**WHAT THE EXERCISE ASKS:**
Which lines hold the word "true"? Copy each of them.

**DATA FOR THIS TASK:**
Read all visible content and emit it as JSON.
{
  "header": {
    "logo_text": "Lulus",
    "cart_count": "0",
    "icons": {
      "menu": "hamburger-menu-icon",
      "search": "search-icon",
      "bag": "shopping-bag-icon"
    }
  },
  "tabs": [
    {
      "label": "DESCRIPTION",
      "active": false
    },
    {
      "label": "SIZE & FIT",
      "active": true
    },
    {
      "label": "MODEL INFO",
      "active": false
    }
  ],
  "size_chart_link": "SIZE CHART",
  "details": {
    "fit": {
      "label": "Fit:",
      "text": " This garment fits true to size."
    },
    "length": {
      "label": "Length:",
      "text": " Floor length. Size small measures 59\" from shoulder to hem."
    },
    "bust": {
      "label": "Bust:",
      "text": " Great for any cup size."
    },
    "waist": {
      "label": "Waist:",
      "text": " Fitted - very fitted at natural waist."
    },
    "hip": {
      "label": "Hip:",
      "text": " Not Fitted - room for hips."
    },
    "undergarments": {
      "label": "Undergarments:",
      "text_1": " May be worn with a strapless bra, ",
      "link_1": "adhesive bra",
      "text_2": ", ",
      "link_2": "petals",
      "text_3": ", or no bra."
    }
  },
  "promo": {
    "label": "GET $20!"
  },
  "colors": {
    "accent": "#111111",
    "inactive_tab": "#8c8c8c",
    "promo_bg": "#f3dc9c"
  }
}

**FINAL RESULT:**
      "active": true
      "text": " This garment fits true to size."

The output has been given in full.